## [ENTRIES PROVIDED]

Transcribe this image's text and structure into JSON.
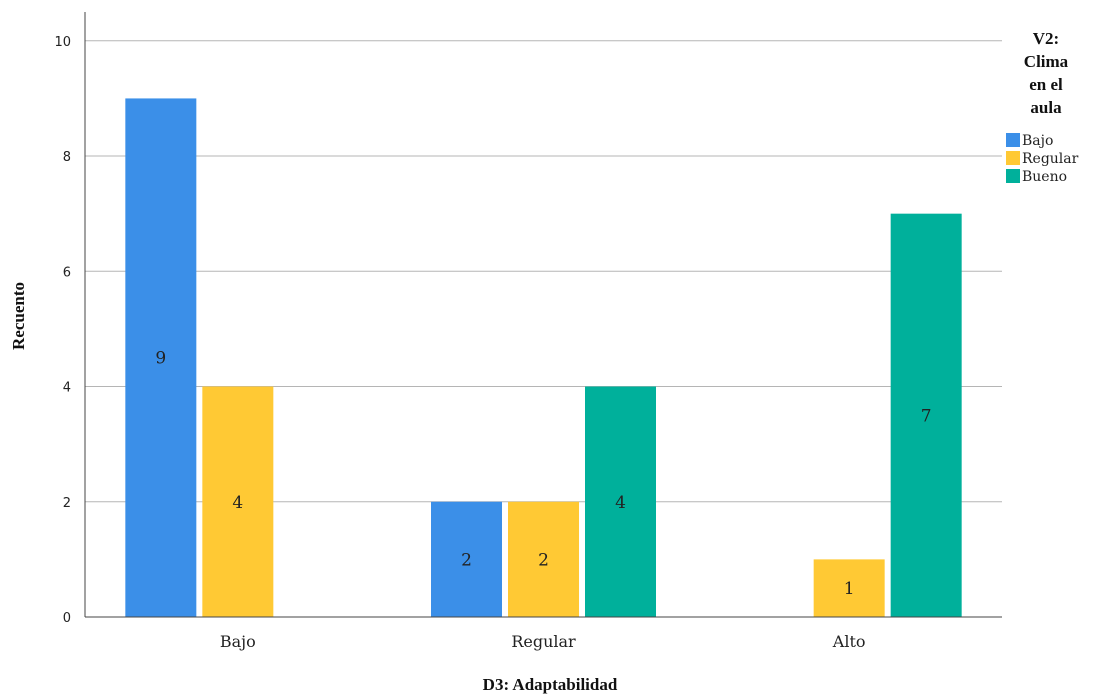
{
  "chart_data": {
    "type": "bar",
    "categories": [
      "Bajo",
      "Regular",
      "Alto"
    ],
    "series": [
      {
        "name": "Bajo",
        "color": "#3b8fe8",
        "values": [
          9,
          2,
          0
        ]
      },
      {
        "name": "Regular",
        "color": "#ffc934",
        "values": [
          4,
          2,
          1
        ]
      },
      {
        "name": "Bueno",
        "color": "#00b09b",
        "values": [
          0,
          4,
          7
        ]
      }
    ],
    "xlabel": "D3: Adaptabilidad",
    "ylabel": "Recuento",
    "ylim": [
      0,
      10.5
    ],
    "yticks": [
      0,
      2,
      4,
      6,
      8,
      10
    ],
    "grid": true,
    "legend": {
      "title_lines": [
        "V2:",
        "Clima",
        "en el",
        "aula"
      ],
      "placement": "right"
    }
  }
}
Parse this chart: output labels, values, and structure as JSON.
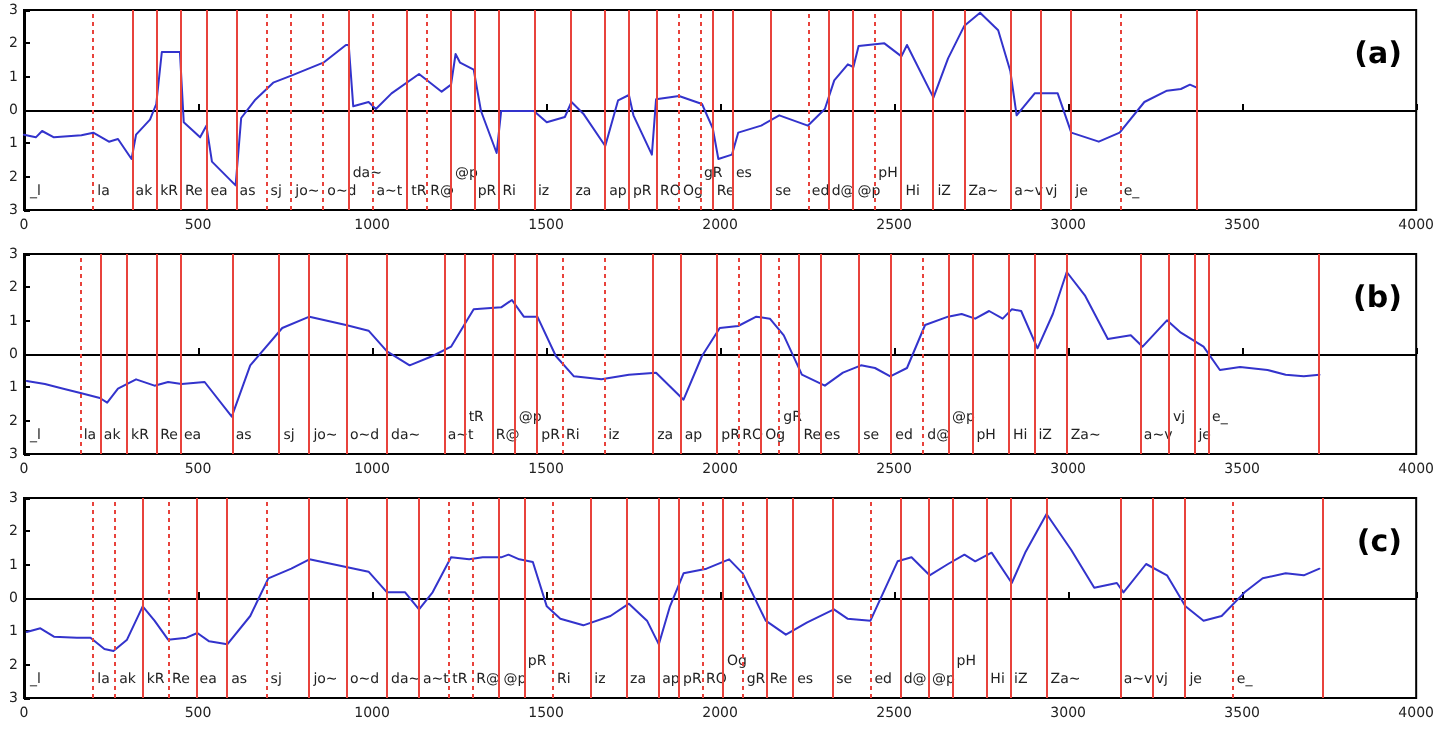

## [WHAT THE TASK REQUIRES]
Within the listing above, find every line containing the string "structure" and return it.

## [SOLUTION FOR THIS TASK]
Transcribe this image's text and structure into JSON.
Parse this chart: output labels, values, and structure as JSON.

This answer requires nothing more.